___ Input records ___

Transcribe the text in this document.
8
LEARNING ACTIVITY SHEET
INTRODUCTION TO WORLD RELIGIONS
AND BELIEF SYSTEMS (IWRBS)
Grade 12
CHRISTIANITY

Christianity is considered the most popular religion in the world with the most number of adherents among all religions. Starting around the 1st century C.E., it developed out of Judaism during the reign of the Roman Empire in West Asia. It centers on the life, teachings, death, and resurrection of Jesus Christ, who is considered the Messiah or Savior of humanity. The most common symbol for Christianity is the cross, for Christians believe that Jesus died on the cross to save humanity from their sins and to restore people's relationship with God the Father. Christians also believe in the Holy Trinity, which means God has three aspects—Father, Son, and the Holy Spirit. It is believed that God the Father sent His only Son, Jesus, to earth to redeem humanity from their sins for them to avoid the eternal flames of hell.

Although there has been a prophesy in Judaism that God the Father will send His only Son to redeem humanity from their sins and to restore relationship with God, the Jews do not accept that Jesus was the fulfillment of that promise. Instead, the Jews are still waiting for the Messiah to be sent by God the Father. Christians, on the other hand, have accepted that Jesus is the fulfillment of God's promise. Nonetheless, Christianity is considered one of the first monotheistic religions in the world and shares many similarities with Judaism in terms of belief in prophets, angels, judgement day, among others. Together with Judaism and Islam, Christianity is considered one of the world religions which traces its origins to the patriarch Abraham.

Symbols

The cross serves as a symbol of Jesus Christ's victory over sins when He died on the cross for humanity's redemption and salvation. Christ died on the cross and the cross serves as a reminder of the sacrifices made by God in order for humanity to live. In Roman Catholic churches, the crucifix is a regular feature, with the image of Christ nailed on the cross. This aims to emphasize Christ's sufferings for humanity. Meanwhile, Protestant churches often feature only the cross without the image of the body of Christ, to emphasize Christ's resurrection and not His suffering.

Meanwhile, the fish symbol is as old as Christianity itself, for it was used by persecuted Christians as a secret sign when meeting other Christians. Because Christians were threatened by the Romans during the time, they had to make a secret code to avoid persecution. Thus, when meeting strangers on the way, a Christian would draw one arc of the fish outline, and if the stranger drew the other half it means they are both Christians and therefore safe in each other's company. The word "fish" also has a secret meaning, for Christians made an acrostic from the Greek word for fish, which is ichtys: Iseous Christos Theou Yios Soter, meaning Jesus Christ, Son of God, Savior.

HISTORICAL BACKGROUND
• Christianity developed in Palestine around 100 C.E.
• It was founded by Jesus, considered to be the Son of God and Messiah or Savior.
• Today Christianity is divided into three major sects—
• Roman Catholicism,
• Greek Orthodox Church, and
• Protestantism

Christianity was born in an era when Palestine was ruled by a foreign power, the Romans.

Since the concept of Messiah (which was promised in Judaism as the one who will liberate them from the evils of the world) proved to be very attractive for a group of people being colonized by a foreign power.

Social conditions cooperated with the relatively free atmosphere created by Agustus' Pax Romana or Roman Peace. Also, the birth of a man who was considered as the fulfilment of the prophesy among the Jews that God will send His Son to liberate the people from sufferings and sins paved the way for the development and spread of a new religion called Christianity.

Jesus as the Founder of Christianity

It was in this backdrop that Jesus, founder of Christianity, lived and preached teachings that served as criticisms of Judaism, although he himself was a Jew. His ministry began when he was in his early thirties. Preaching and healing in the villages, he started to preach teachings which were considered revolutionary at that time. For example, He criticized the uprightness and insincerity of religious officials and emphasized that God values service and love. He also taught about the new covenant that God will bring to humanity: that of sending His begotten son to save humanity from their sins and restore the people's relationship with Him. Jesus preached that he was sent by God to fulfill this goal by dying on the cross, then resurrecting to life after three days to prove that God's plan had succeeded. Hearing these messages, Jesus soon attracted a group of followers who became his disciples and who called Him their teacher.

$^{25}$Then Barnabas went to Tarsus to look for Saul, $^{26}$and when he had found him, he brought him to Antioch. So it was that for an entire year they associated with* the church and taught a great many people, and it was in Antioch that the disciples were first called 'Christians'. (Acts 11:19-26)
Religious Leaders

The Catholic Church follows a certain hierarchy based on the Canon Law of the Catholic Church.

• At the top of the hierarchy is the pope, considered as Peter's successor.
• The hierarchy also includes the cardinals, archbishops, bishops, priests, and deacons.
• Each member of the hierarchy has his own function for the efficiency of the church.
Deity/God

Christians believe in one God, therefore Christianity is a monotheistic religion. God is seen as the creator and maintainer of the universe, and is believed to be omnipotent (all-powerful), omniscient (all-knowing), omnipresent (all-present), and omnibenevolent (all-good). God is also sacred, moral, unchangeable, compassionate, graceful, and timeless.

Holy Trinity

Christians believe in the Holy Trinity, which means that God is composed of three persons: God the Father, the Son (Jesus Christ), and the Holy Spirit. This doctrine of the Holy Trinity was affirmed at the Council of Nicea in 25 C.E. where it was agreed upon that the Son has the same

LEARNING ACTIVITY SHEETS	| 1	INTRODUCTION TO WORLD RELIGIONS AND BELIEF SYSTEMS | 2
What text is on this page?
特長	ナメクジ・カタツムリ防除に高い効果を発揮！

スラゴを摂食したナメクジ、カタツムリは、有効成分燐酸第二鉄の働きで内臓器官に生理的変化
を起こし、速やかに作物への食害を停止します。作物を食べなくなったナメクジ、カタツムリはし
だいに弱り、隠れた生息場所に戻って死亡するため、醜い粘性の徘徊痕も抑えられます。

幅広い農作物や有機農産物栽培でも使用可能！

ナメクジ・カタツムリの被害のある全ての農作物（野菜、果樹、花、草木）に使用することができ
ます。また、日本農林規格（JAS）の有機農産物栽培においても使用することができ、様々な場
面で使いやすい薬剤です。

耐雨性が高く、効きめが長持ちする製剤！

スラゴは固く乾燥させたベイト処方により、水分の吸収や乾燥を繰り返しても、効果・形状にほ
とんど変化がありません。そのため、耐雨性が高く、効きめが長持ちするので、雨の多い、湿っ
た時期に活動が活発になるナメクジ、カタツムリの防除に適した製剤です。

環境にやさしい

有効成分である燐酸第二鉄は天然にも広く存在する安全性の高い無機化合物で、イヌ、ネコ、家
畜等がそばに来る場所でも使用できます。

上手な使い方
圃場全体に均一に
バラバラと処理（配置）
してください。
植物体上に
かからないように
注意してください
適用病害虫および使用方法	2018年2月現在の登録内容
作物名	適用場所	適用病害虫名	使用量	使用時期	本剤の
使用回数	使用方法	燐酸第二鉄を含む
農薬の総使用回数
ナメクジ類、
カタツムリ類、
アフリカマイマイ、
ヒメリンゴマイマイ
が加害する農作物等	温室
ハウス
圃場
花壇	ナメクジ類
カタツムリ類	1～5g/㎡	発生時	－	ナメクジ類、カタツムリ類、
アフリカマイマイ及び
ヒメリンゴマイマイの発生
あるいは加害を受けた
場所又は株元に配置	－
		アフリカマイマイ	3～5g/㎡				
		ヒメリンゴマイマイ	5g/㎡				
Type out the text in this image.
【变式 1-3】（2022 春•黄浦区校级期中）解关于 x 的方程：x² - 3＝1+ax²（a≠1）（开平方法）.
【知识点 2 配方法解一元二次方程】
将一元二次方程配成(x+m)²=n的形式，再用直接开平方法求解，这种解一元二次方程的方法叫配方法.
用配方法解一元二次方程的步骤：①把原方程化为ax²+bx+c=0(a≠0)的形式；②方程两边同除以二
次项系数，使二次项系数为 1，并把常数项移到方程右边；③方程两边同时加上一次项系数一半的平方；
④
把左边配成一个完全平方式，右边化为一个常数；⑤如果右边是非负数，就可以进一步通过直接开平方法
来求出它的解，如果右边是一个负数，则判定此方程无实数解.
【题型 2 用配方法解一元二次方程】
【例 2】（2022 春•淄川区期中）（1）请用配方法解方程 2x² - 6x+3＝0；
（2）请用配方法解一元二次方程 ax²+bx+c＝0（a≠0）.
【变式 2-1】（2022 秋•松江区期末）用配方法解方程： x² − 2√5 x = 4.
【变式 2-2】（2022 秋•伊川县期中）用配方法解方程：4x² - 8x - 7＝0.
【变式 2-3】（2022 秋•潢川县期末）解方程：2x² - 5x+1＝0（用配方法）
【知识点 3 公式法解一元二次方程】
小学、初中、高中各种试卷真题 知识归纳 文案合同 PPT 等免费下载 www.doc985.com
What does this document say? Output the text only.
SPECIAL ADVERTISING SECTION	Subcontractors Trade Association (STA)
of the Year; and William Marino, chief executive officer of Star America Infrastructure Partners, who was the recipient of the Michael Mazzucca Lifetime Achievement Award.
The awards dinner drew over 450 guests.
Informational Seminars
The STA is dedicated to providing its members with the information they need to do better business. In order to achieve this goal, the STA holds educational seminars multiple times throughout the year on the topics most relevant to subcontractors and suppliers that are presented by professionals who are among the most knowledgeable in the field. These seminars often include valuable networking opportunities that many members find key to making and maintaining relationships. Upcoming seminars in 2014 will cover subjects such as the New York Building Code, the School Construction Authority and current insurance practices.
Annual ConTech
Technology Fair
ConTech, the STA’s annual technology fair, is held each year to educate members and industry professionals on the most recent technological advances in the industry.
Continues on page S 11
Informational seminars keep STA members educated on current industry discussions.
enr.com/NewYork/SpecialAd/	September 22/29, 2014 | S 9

___

Short exercise: Find the lines of the material that hold the word "Spirit" and report their count alone.

Response below: 2